**What to produce**
Can the data below be set down again exactly, line for line?

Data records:
== == ==

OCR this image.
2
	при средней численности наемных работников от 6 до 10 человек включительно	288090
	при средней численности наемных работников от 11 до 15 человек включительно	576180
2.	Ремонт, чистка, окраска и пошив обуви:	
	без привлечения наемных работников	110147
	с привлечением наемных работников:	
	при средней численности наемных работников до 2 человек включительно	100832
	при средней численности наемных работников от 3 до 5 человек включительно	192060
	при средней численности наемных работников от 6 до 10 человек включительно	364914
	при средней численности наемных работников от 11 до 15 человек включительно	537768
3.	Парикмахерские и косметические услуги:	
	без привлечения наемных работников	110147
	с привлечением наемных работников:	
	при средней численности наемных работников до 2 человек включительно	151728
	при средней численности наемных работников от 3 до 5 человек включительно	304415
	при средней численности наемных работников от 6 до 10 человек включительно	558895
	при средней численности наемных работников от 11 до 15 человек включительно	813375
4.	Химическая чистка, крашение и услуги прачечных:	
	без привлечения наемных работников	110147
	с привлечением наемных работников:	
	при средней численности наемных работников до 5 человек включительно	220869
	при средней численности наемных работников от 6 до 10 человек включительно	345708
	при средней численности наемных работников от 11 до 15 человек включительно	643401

== == ==

**Complete output**
OCR this image.
2
	при средней численности наемных работников от 6 до 10 человек включительно	288090
	при средней численности наемных работников от 11 до 15 человек включительно	576180
2.	Ремонт, чистка, окраска и пошив обуви:	
	без привлечения наемных работников	110147
	с привлечением наемных работников:	
	при средней численности наемных работников до 2 человек включительно	100832
	при средней численности наемных работников от 3 до 5 человек включительно	192060
	при средней численности наемных работников от 6 до 10 человек включительно	364914
	при средней численности наемных работников от 11 до 15 человек включительно	537768
3.	Парикмахерские и косметические услуги:	
	без привлечения наемных работников	110147
	с привлечением наемных работников:	
	при средней численности наемных работников до 2 человек включительно	151728
	при средней численности наемных работников от 3 до 5 человек включительно	304415
	при средней численности наемных работников от 6 до 10 человек включительно	558895
	при средней численности наемных работников от 11 до 15 человек включительно	813375
4.	Химическая чистка, крашение и услуги прачечных:	
	без привлечения наемных работников	110147
	с привлечением наемных работников:	
	при средней численности наемных работников до 5 человек включительно	220869
	при средней численности наемных работников от 6 до 10 человек включительно	345708
	при средней численности наемных работников от 11 до 15 человек включительно	643401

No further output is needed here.